> [Task requirements]: The answer is one number: how many lines in the data below hold "values".

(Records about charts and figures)
>> Start

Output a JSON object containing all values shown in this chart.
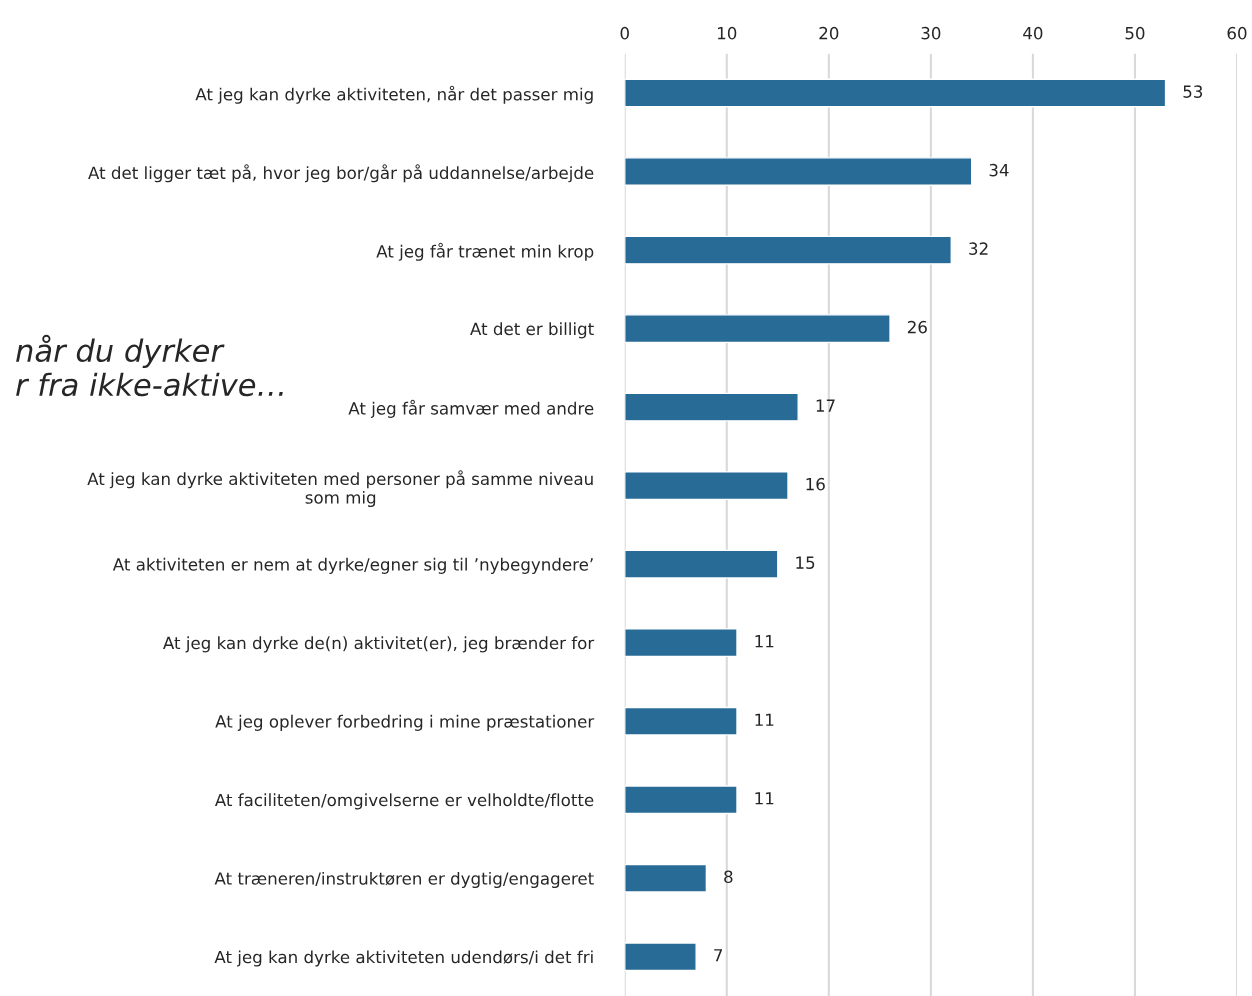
{
  "chart_data": {
    "type": "bar",
    "orientation": "horizontal",
    "categories": [
      "At jeg kan dyrke aktiviteten, når det passer mig",
      "At det ligger tæt på, hvor jeg bor/går på uddannelse/arbejde",
      "At jeg får trænet min krop",
      "At det er billigt",
      "At jeg får samvær med andre",
      "At jeg kan dyrke aktiviteten med personer på samme niveau\nsom mig",
      "At aktiviteten er nem at dyrke/egner sig til ’nybegyndere’",
      "At jeg kan dyrke de(n) aktivitet(er), jeg brænder for",
      "At jeg oplever forbedring i mine præstationer",
      "At faciliteten/omgivelserne er velholdte/flotte",
      "At træneren/instruktøren er dygtig/engageret",
      "At jeg kan dyrke aktiviteten udendørs/i det fri"
    ],
    "values": [
      53,
      34,
      32,
      26,
      17,
      16,
      15,
      11,
      11,
      11,
      8,
      7
    ],
    "color": "#286b96",
    "xlim": [
      0,
      60
    ],
    "xticks": [
      0,
      10,
      20,
      30,
      40,
      50,
      60
    ],
    "grid": "x",
    "data_labels": true,
    "annotations": [
      "når du dyrker\nr fra ikke-aktive…"
    ]
  }
}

>> End

> [Output of the exercise]: 2